Saved entries
-- start --
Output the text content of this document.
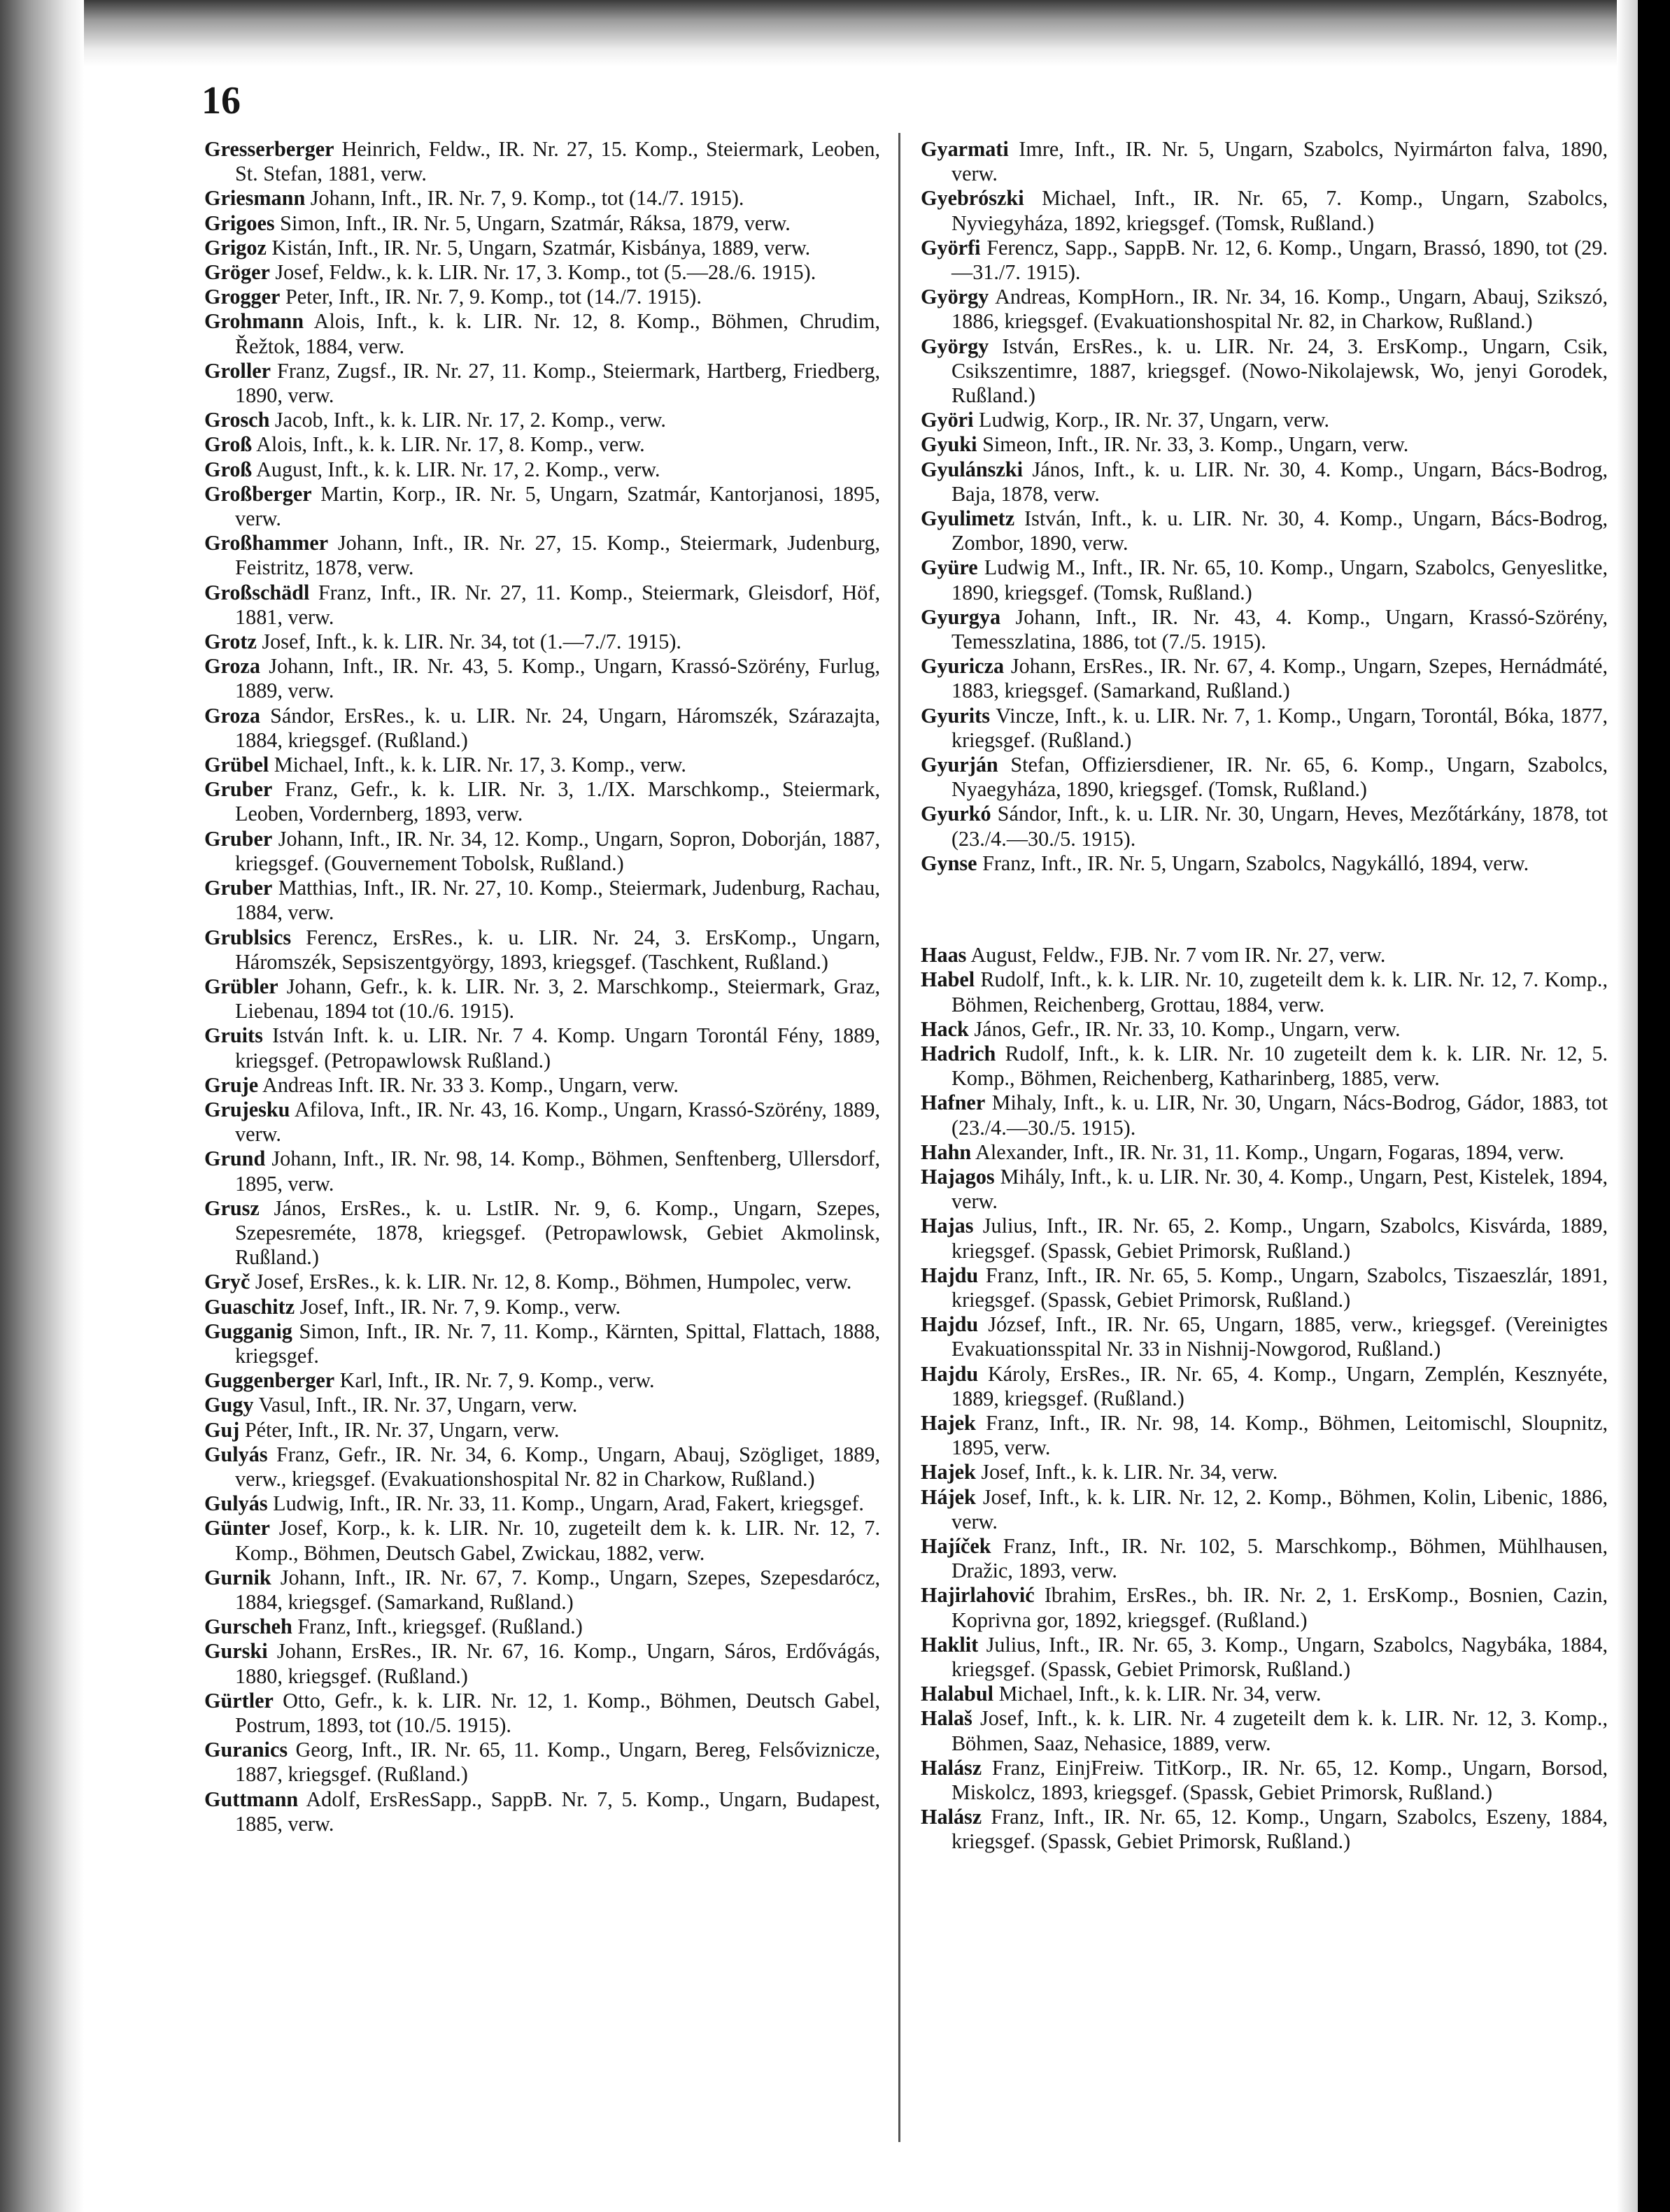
16

Gresserberger Heinrich, Feldw., IR. Nr. 27, 15. Komp., Steiermark, Leoben, St. Stefan, 1881, verw.

Griesmann Johann, Inft., IR. Nr. 7, 9. Komp., tot (14./7. 1915).

Grigoes Simon, Inft., IR. Nr. 5, Ungarn, Szatmár, Ráksa, 1879, verw.

Grigoz Kistán, Inft., IR. Nr. 5, Ungarn, Szatmár, Kisbánya, 1889, verw.

Gröger Josef, Feldw., k. k. LIR. Nr. 17, 3. Komp., tot (5.—28./6. 1915).

Grogger Peter, Inft., IR. Nr. 7, 9. Komp., tot (14./7. 1915).

Grohmann Alois, Inft., k. k. LIR. Nr. 12, 8. Komp., Böhmen, Chrudim, Řežtok, 1884, verw.

Groller Franz, Zugsf., IR. Nr. 27, 11. Komp., Steiermark, Hartberg, Friedberg, 1890, verw.

Grosch Jacob, Inft., k. k. LIR. Nr. 17, 2. Komp., verw.

Groß Alois, Inft., k. k. LIR. Nr. 17, 8. Komp., verw.

Groß August, Inft., k. k. LIR. Nr. 17, 2. Komp., verw.

Großberger Martin, Korp., IR. Nr. 5, Ungarn, Szatmár, Kantorjanosi, 1895, verw.

Großhammer Johann, Inft., IR. Nr. 27, 15. Komp., Steiermark, Judenburg, Feistritz, 1878, verw.

Großschädl Franz, Inft., IR. Nr. 27, 11. Komp., Steiermark, Gleisdorf, Höf, 1881, verw.

Grotz Josef, Inft., k. k. LIR. Nr. 34, tot (1.—7./7. 1915).

Groza Johann, Inft., IR. Nr. 43, 5. Komp., Ungarn, Krassó-Szörény, Furlug, 1889, verw.

Groza Sándor, ErsRes., k. u. LIR. Nr. 24, Ungarn, Háromszék, Szárazajta, 1884, kriegsgef. (Rußland.)

Grübel Michael, Inft., k. k. LIR. Nr. 17, 3. Komp., verw.

Gruber Franz, Gefr., k. k. LIR. Nr. 3, 1./IX. Marschkomp., Steiermark, Leoben, Vordernberg, 1893, verw.

Gruber Johann, Inft., IR. Nr. 34, 12. Komp., Ungarn, Sopron, Doborján, 1887, kriegsgef. (Gouvernement Tobolsk, Rußland.)

Gruber Matthias, Inft., IR. Nr. 27, 10. Komp., Steiermark, Judenburg, Rachau, 1884, verw.

Grublsics Ferencz, ErsRes., k. u. LIR. Nr. 24, 3. ErsKomp., Ungarn, Háromszék, Sepsiszentgyörgy, 1893, kriegsgef. (Taschkent, Rußland.)

Grübler Johann, Gefr., k. k. LIR. Nr. 3, 2. Marschkomp., Steiermark, Graz, Liebenau, 1894 tot (10./6. 1915).

Gruits István Inft. k. u. LIR. Nr. 7 4. Komp. Ungarn Torontál Fény, 1889, kriegsgef. (Petropawlowsk Rußland.)

Gruje Andreas Inft. IR. Nr. 33 3. Komp., Ungarn, verw.

Grujesku Afilova, Inft., IR. Nr. 43, 16. Komp., Ungarn, Krassó-Szörény, 1889, verw.

Grund Johann, Inft., IR. Nr. 98, 14. Komp., Böhmen, Senftenberg, Ullersdorf, 1895, verw.

Grusz János, ErsRes., k. u. LstIR. Nr. 9, 6. Komp., Ungarn, Szepes, Szepesreméte, 1878, kriegsgef. (Petropawlowsk, Gebiet Akmolinsk, Rußland.)

Gryč Josef, ErsRes., k. k. LIR. Nr. 12, 8. Komp., Böhmen, Humpolec, verw.

Guaschitz Josef, Inft., IR. Nr. 7, 9. Komp., verw.

Gugganig Simon, Inft., IR. Nr. 7, 11. Komp., Kärnten, Spittal, Flattach, 1888, kriegsgef.

Guggenberger Karl, Inft., IR. Nr. 7, 9. Komp., verw.

Gugy Vasul, Inft., IR. Nr. 37, Ungarn, verw.

Guj Péter, Inft., IR. Nr. 37, Ungarn, verw.

Gulyás Franz, Gefr., IR. Nr. 34, 6. Komp., Ungarn, Abauj, Szögliget, 1889, verw., kriegsgef. (Evakuationshospital Nr. 82 in Charkow, Rußland.)

Gulyás Ludwig, Inft., IR. Nr. 33, 11. Komp., Ungarn, Arad, Fakert, kriegsgef.

Günter Josef, Korp., k. k. LIR. Nr. 10, zugeteilt dem k. k. LIR. Nr. 12, 7. Komp., Böhmen, Deutsch Gabel, Zwickau, 1882, verw.

Gurnik Johann, Inft., IR. Nr. 67, 7. Komp., Ungarn, Szepes, Szepesdarócz, 1884, kriegsgef. (Samarkand, Rußland.)

Gurscheh Franz, Inft., kriegsgef. (Rußland.)

Gurski Johann, ErsRes., IR. Nr. 67, 16. Komp., Ungarn, Sáros, Erdővágás, 1880, kriegsgef. (Rußland.)

Gürtler Otto, Gefr., k. k. LIR. Nr. 12, 1. Komp., Böhmen, Deutsch Gabel, Postrum, 1893, tot (10./5. 1915).

Guranics Georg, Inft., IR. Nr. 65, 11. Komp., Ungarn, Bereg, Felsőviznicze, 1887, kriegsgef. (Rußland.)

Guttmann Adolf, ErsResSapp., SappB. Nr. 7, 5. Komp., Ungarn, Budapest, 1885, verw.

Gyarmati Imre, Inft., IR. Nr. 5, Ungarn, Szabolcs, Nyirmárton falva, 1890, verw.

Gyebrószki Michael, Inft., IR. Nr. 65, 7. Komp., Ungarn, Szabolcs, Nyviegyháza, 1892, kriegsgef. (Tomsk, Rußland.)

Györfi Ferencz, Sapp., SappB. Nr. 12, 6. Komp., Ungarn, Brassó, 1890, tot (29.—31./7. 1915).

György Andreas, KompHorn., IR. Nr. 34, 16. Komp., Ungarn, Abauj, Szikszó, 1886, kriegsgef. (Evakuationshospital Nr. 82, in Charkow, Rußland.)

György István, ErsRes., k. u. LIR. Nr. 24, 3. ErsKomp., Ungarn, Csik, Csikszentimre, 1887, kriegsgef. (Nowo-Nikolajewsk, Wo, jenyi Gorodek, Rußland.)

Györi Ludwig, Korp., IR. Nr. 37, Ungarn, verw.

Gyuki Simeon, Inft., IR. Nr. 33, 3. Komp., Ungarn, verw.

Gyulánszki János, Inft., k. u. LIR. Nr. 30, 4. Komp., Ungarn, Bács-Bodrog, Baja, 1878, verw.

Gyulimetz István, Inft., k. u. LIR. Nr. 30, 4. Komp., Ungarn, Bács-Bodrog, Zombor, 1890, verw.

Gyüre Ludwig M., Inft., IR. Nr. 65, 10. Komp., Ungarn, Szabolcs, Genyeslitke, 1890, kriegsgef. (Tomsk, Rußland.)

Gyurgya Johann, Inft., IR. Nr. 43, 4. Komp., Ungarn, Krassó-Szörény, Temesszlatina, 1886, tot (7./5. 1915).

Gyuricza Johann, ErsRes., IR. Nr. 67, 4. Komp., Ungarn, Szepes, Hernádmáté, 1883, kriegsgef. (Samarkand, Rußland.)

Gyurits Vincze, Inft., k. u. LIR. Nr. 7, 1. Komp., Ungarn, Torontál, Bóka, 1877, kriegsgef. (Rußland.)

Gyurján Stefan, Offiziersdiener, IR. Nr. 65, 6. Komp., Ungarn, Szabolcs, Nyaegyháza, 1890, kriegsgef. (Tomsk, Rußland.)

Gyurkó Sándor, Inft., k. u. LIR. Nr. 30, Ungarn, Heves, Mezőtárkány, 1878, tot (23./4.—30./5. 1915).

Gynse Franz, Inft., IR. Nr. 5, Ungarn, Szabolcs, Nagykálló, 1894, verw.

Haas August, Feldw., FJB. Nr. 7 vom IR. Nr. 27, verw.

Habel Rudolf, Inft., k. k. LIR. Nr. 10, zugeteilt dem k. k. LIR. Nr. 12, 7. Komp., Böhmen, Reichenberg, Grottau, 1884, verw.

Hack János, Gefr., IR. Nr. 33, 10. Komp., Ungarn, verw.

Hadrich Rudolf, Inft., k. k. LIR. Nr. 10 zugeteilt dem k. k. LIR. Nr. 12, 5. Komp., Böhmen, Reichenberg, Katharinberg, 1885, verw.

Hafner Mihaly, Inft., k. u. LIR, Nr. 30, Ungarn, Nács-Bodrog, Gádor, 1883, tot (23./4.—30./5. 1915).

Hahn Alexander, Inft., IR. Nr. 31, 11. Komp., Ungarn, Fogaras, 1894, verw.

Hajagos Mihály, Inft., k. u. LIR. Nr. 30, 4. Komp., Ungarn, Pest, Kistelek, 1894, verw.

Hajas Julius, Inft., IR. Nr. 65, 2. Komp., Ungarn, Szabolcs, Kisvárda, 1889, kriegsgef. (Spassk, Gebiet Primorsk, Rußland.)

Hajdu Franz, Inft., IR. Nr. 65, 5. Komp., Ungarn, Szabolcs, Tiszaeszlár, 1891, kriegsgef. (Spassk, Gebiet Primorsk, Rußland.)

Hajdu József, Inft., IR. Nr. 65, Ungarn, 1885, verw., kriegsgef. (Vereinigtes Evakuationsspital Nr. 33 in Nishnij-Nowgorod, Rußland.)

Hajdu Károly, ErsRes., IR. Nr. 65, 4. Komp., Ungarn, Zemplén, Kesznyéte, 1889, kriegsgef. (Rußland.)

Hajek Franz, Inft., IR. Nr. 98, 14. Komp., Böhmen, Leitomischl, Sloupnitz, 1895, verw.

Hajek Josef, Inft., k. k. LIR. Nr. 34, verw.

Hájek Josef, Inft., k. k. LIR. Nr. 12, 2. Komp., Böhmen, Kolin, Libenic, 1886, verw.

Hajíček Franz, Inft., IR. Nr. 102, 5. Marschkomp., Böhmen, Mühlhausen, Dražic, 1893, verw.

Hajirlahović Ibrahim, ErsRes., bh. IR. Nr. 2, 1. ErsKomp., Bosnien, Cazin, Koprivna gor, 1892, kriegsgef. (Rußland.)

Haklit Julius, Inft., IR. Nr. 65, 3. Komp., Ungarn, Szabolcs, Nagybáka, 1884, kriegsgef. (Spassk, Gebiet Primorsk, Rußland.)

Halabul Michael, Inft., k. k. LIR. Nr. 34, verw.

Halaš Josef, Inft., k. k. LIR. Nr. 4 zugeteilt dem k. k. LIR. Nr. 12, 3. Komp., Böhmen, Saaz, Nehasice, 1889, verw.

Halász Franz, EinjFreiw. TitKorp., IR. Nr. 65, 12. Komp., Ungarn, Borsod, Miskolcz, 1893, kriegsgef. (Spassk, Gebiet Primorsk, Rußland.)

Halász Franz, Inft., IR. Nr. 65, 12. Komp., Ungarn, Szabolcs, Eszeny, 1884, kriegsgef. (Spassk, Gebiet Primorsk, Rußland.)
-- end --
*WORK INSTRUCTIONS*. Where a line of the entries contains the word "Hajek", copy that line.

*OUTPUT*.
Hajek Franz, Inft., IR. Nr. 98, 14. Komp., Böhmen, Leitomischl, Sloupnitz, 1895, verw.
Hajek Josef, Inft., k. k. LIR. Nr. 34, verw.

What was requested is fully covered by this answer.